_WRITTEN TASK_
Quote the entries word for word. Omit the pictures.

_ROWS_

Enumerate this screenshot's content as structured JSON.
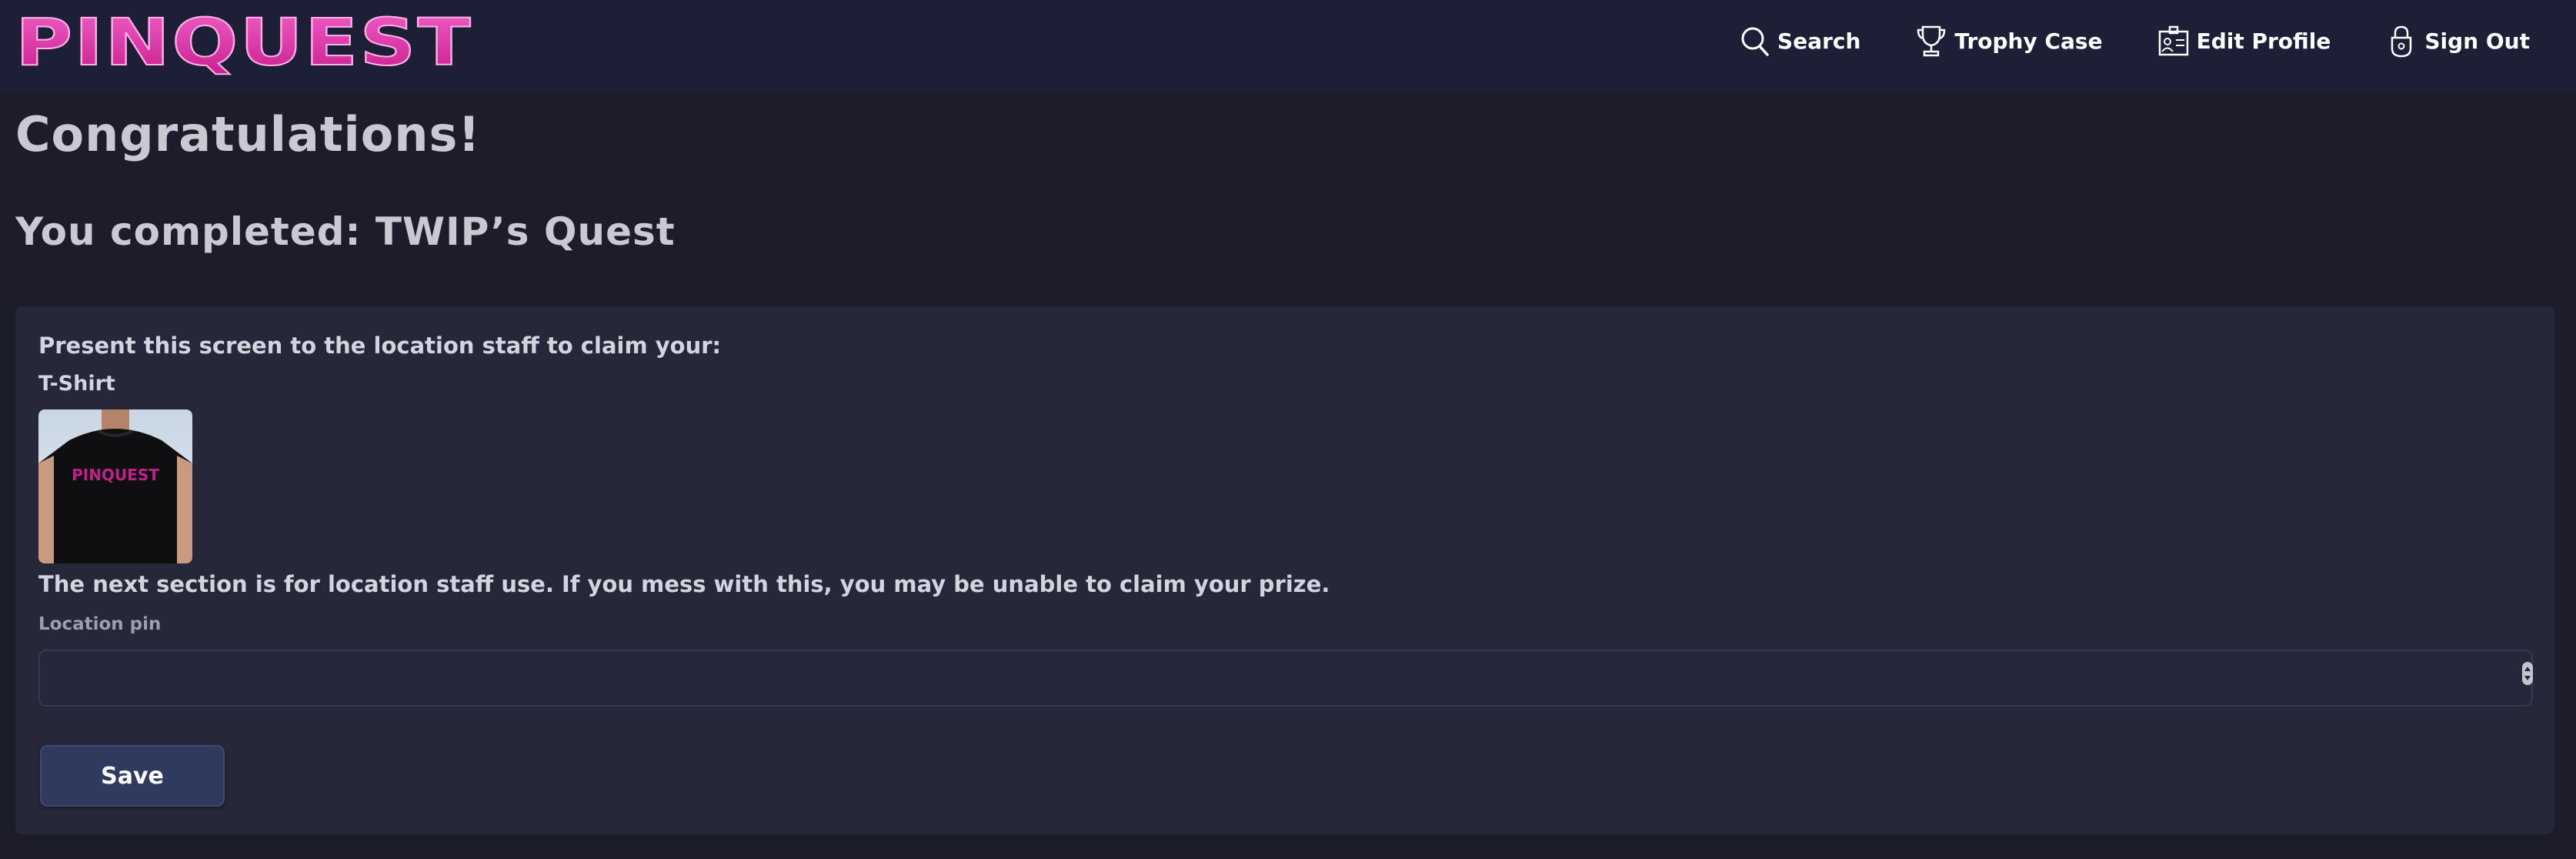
{
  "brand": {
    "logo_text": "PINQUEST",
    "accent_color": "#e040b0"
  },
  "nav": {
    "items": [
      {
        "label": "Search",
        "icon": "search-icon"
      },
      {
        "label": "Trophy Case",
        "icon": "trophy-icon"
      },
      {
        "label": "Edit Profile",
        "icon": "id-card-icon"
      },
      {
        "label": "Sign Out",
        "icon": "lock-icon"
      }
    ]
  },
  "page": {
    "title": "Congratulations!",
    "subtitle": "You completed: TWIP’s Quest"
  },
  "card": {
    "claim_text": "Present this screen to the location staff to claim your:",
    "prize_name": "T-Shirt",
    "prize_image_text": "PINQUEST",
    "warning_text": "The next section is for location staff use. If you mess with this, you may be unable to claim your prize.",
    "pin_label": "Location pin",
    "pin_value": "",
    "pin_placeholder": "",
    "save_label": "Save"
  }
}
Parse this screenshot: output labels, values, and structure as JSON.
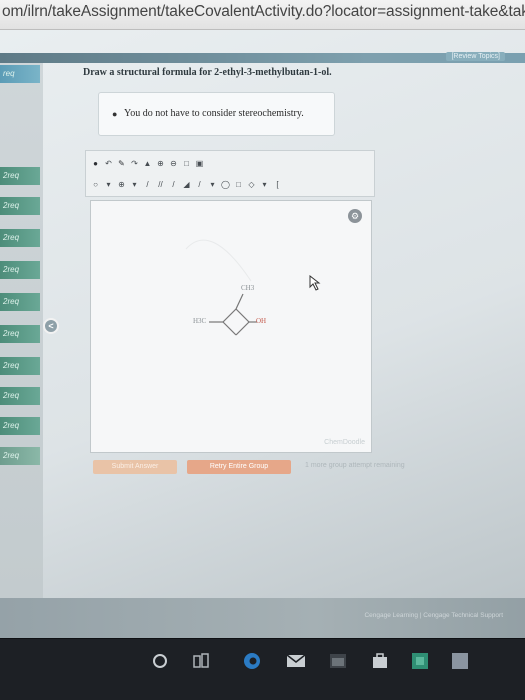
{
  "browser": {
    "url": "om/ilrn/takeAssignment/takeCovalentActivity.do?locator=assignment-take&takeAssignm"
  },
  "header": {
    "review_topics": "[Review Topics]"
  },
  "sidebar": {
    "items": [
      {
        "label": "req"
      },
      {
        "label": "2req"
      },
      {
        "label": "2req"
      },
      {
        "label": "2req"
      },
      {
        "label": "2req"
      },
      {
        "label": "2req"
      },
      {
        "label": "2req"
      },
      {
        "label": "2req"
      },
      {
        "label": "2req"
      },
      {
        "label": "2req"
      },
      {
        "label": "2req"
      }
    ]
  },
  "question": {
    "prompt": "Draw a structural formula for 2-ethyl-3-methylbutan-1-ol.",
    "note": "You do not have to consider stereochemistry."
  },
  "drawing": {
    "h3c": "H3C",
    "oh": "OH",
    "ch3": "CH3",
    "watermark": "ChemDoodle"
  },
  "actions": {
    "submit": "Submit Answer",
    "retry": "Retry Entire Group",
    "attempts": "1 more group attempt remaining"
  },
  "footer": {
    "text": "Cengage Learning | Cengage Technical Support"
  },
  "colors": {
    "nav": "#6f93a2",
    "sidebar_item": "#5b9a86",
    "retry_button": "#e6a789",
    "submit_button": "#e9c3a7"
  }
}
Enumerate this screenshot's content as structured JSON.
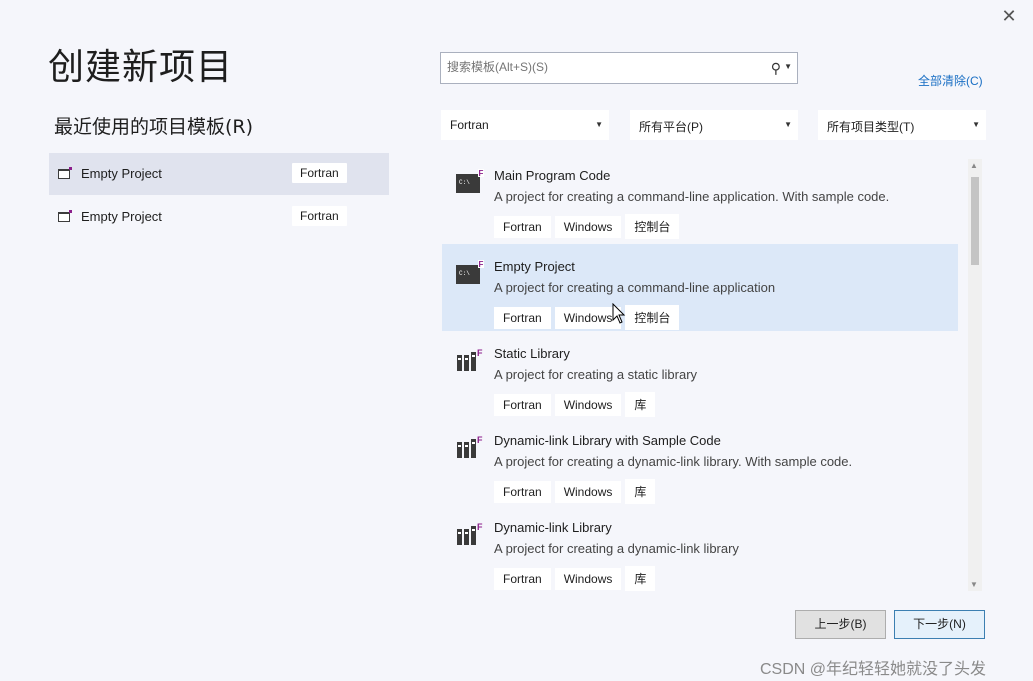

_EXERCISE ANSWER_
Enumerate this screenshot's content as structured JSON.
{
  "brand": {
    "logo_text": "PINQUEST",
    "accent_color": "#e040b0"
  },
  "nav": {
    "items": [
      {
        "label": "Search",
        "icon": "search-icon"
      },
      {
        "label": "Trophy Case",
        "icon": "trophy-icon"
      },
      {
        "label": "Edit Profile",
        "icon": "id-card-icon"
      },
      {
        "label": "Sign Out",
        "icon": "lock-icon"
      }
    ]
  },
  "page": {
    "title": "Congratulations!",
    "subtitle": "You completed: TWIP’s Quest"
  },
  "card": {
    "claim_text": "Present this screen to the location staff to claim your:",
    "prize_name": "T-Shirt",
    "prize_image_text": "PINQUEST",
    "warning_text": "The next section is for location staff use. If you mess with this, you may be unable to claim your prize.",
    "pin_label": "Location pin",
    "pin_value": "",
    "pin_placeholder": "",
    "save_label": "Save"
  }
}
Parse this screenshot: output labels, values, and structure as JSON.
{
  "browser": {
    "url": "om/ilrn/takeAssignment/takeCovalentActivity.do?locator=assignment-take&takeAssignm"
  },
  "header": {
    "review_topics": "[Review Topics]"
  },
  "sidebar": {
    "items": [
      {
        "label": "req"
      },
      {
        "label": "2req"
      },
      {
        "label": "2req"
      },
      {
        "label": "2req"
      },
      {
        "label": "2req"
      },
      {
        "label": "2req"
      },
      {
        "label": "2req"
      },
      {
        "label": "2req"
      },
      {
        "label": "2req"
      },
      {
        "label": "2req"
      },
      {
        "label": "2req"
      }
    ]
  },
  "question": {
    "prompt": "Draw a structural formula for 2-ethyl-3-methylbutan-1-ol.",
    "note": "You do not have to consider stereochemistry."
  },
  "drawing": {
    "h3c": "H3C",
    "oh": "OH",
    "ch3": "CH3",
    "watermark": "ChemDoodle"
  },
  "actions": {
    "submit": "Submit Answer",
    "retry": "Retry Entire Group",
    "attempts": "1 more group attempt remaining"
  },
  "footer": {
    "text": "Cengage Learning | Cengage Technical Support"
  },
  "colors": {
    "nav": "#6f93a2",
    "sidebar_item": "#5b9a86",
    "retry_button": "#e6a789",
    "submit_button": "#e9c3a7"
  }
}
Enumerate this screenshot's content as structured JSON.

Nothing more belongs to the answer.